**The data**

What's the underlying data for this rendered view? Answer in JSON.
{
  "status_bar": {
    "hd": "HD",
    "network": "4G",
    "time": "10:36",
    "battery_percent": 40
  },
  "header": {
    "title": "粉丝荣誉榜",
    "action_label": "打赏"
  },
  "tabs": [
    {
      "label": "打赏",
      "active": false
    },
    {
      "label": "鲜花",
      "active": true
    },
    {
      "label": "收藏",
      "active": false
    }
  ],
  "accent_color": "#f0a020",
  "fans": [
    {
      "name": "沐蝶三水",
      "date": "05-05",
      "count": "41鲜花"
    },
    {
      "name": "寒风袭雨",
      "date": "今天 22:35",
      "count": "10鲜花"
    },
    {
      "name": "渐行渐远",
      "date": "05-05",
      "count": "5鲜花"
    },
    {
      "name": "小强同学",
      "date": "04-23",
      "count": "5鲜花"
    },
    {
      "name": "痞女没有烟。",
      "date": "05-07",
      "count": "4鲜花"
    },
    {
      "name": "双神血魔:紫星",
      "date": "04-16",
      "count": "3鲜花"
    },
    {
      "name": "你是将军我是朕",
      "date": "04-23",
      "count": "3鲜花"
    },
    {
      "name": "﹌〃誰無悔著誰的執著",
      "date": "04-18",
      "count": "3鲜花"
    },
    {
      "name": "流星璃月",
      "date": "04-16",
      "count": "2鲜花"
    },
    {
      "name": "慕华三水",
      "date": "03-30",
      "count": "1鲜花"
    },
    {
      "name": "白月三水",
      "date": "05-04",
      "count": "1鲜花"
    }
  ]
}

**Written problem**
Print again each line of the listing above, exactly as it appears.

**Result for this exercise**
What's the underlying data for this rendered view? Answer in JSON.
{
  "status_bar": {
    "hd": "HD",
    "network": "4G",
    "time": "10:36",
    "battery_percent": 40
  },
  "header": {
    "title": "粉丝荣誉榜",
    "action_label": "打赏"
  },
  "tabs": [
    {
      "label": "打赏",
      "active": false
    },
    {
      "label": "鲜花",
      "active": true
    },
    {
      "label": "收藏",
      "active": false
    }
  ],
  "accent_color": "#f0a020",
  "fans": [
    {
      "name": "沐蝶三水",
      "date": "05-05",
      "count": "41鲜花"
    },
    {
      "name": "寒风袭雨",
      "date": "今天 22:35",
      "count": "10鲜花"
    },
    {
      "name": "渐行渐远",
      "date": "05-05",
      "count": "5鲜花"
    },
    {
      "name": "小强同学",
      "date": "04-23",
      "count": "5鲜花"
    },
    {
      "name": "痞女没有烟。",
      "date": "05-07",
      "count": "4鲜花"
    },
    {
      "name": "双神血魔:紫星",
      "date": "04-16",
      "count": "3鲜花"
    },
    {
      "name": "你是将军我是朕",
      "date": "04-23",
      "count": "3鲜花"
    },
    {
      "name": "﹌〃誰無悔著誰的執著",
      "date": "04-18",
      "count": "3鲜花"
    },
    {
      "name": "流星璃月",
      "date": "04-16",
      "count": "2鲜花"
    },
    {
      "name": "慕华三水",
      "date": "03-30",
      "count": "1鲜花"
    },
    {
      "name": "白月三水",
      "date": "05-04",
      "count": "1鲜花"
    }
  ]
}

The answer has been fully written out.